[START]
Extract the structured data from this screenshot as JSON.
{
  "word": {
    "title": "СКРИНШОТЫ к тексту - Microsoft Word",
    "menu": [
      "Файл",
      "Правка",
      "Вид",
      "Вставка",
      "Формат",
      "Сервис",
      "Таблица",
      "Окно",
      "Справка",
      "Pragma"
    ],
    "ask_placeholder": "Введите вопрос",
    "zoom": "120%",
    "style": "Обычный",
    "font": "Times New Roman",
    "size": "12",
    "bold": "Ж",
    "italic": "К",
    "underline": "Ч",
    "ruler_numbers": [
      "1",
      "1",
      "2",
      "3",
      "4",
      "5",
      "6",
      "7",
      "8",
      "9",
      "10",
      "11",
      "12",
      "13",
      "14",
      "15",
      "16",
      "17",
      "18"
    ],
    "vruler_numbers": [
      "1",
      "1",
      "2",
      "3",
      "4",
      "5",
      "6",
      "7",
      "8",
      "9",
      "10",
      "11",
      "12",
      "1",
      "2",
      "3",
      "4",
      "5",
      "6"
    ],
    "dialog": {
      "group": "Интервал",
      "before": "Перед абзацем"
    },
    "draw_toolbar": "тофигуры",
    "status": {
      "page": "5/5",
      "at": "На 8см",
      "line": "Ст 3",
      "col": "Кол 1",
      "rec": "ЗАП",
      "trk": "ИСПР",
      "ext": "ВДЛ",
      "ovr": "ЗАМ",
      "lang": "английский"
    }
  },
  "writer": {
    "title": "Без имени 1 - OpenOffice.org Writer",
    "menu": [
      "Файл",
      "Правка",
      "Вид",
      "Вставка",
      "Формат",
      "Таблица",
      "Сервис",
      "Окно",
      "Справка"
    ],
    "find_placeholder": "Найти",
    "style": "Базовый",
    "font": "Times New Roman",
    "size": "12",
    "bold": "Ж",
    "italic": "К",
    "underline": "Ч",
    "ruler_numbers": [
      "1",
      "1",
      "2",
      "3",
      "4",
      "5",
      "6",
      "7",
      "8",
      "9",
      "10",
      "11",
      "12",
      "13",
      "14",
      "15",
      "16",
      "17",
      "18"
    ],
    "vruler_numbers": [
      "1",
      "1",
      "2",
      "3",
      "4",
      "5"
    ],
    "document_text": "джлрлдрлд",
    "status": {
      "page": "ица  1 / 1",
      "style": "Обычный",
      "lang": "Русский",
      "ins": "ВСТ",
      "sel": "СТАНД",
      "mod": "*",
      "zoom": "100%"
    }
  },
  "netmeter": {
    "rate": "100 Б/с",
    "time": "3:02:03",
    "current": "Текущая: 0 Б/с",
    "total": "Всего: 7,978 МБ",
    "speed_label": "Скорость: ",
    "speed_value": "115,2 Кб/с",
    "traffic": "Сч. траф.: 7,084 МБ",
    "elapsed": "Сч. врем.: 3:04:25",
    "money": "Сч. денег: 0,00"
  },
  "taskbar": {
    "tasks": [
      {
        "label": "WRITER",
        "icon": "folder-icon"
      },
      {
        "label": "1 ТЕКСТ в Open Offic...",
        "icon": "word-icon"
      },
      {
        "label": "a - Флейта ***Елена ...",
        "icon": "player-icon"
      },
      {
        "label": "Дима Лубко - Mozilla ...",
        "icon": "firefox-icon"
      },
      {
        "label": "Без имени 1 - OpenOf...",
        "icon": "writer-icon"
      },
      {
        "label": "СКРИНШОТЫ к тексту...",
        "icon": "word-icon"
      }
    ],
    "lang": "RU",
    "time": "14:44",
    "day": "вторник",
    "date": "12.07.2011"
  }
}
[END]
• TASK INSTRUCTIONS:
Work out how many lines of the listing above include the word "СКРИНШОТЫ". Report only the number.

• CORRECT RESULT:
2